(Data items)
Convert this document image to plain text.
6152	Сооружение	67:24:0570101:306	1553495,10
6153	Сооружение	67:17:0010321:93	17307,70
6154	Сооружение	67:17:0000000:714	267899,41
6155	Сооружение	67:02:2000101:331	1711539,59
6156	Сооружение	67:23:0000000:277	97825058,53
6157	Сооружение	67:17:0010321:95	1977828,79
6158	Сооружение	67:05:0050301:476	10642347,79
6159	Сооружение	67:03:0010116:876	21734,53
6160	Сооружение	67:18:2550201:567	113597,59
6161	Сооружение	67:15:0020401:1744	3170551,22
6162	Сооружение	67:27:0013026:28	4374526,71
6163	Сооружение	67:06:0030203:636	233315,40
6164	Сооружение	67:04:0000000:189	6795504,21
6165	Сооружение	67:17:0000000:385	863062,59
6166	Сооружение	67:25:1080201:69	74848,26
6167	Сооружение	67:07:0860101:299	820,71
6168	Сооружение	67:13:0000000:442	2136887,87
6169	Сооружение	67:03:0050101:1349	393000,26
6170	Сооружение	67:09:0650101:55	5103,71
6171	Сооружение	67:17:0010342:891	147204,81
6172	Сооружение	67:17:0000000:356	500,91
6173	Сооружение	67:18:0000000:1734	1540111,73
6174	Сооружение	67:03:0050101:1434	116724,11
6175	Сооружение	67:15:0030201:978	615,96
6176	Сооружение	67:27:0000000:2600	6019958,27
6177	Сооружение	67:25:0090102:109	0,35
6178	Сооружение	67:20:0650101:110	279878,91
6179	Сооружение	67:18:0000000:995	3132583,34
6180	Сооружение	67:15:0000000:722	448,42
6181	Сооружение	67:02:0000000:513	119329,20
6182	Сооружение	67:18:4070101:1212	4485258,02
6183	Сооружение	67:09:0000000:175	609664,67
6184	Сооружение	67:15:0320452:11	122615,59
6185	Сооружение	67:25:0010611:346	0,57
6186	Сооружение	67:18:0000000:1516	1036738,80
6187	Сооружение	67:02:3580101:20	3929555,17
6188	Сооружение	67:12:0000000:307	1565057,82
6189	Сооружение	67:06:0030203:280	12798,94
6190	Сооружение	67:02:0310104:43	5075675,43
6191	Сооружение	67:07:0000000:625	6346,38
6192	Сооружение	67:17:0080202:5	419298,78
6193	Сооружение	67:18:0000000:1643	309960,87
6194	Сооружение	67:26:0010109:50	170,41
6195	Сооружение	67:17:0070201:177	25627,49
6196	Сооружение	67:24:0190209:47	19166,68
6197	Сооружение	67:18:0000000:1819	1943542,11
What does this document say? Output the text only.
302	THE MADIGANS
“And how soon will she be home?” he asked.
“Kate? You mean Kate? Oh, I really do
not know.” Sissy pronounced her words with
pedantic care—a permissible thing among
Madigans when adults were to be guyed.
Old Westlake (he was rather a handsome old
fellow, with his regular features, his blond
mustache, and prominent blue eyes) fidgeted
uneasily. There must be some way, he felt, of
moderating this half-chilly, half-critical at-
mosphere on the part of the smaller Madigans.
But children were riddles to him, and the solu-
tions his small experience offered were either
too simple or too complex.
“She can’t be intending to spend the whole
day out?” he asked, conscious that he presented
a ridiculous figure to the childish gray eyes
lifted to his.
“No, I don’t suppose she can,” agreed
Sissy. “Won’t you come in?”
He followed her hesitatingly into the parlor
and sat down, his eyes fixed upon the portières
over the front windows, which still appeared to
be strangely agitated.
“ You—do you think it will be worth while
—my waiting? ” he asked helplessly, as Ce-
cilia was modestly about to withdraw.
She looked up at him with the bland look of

GOAL>
Copy every line of the material in which the word "text" occurs.

EXERCISE OUTPUT>
Convert this document image to plain text.
What does this document say? Output the text only.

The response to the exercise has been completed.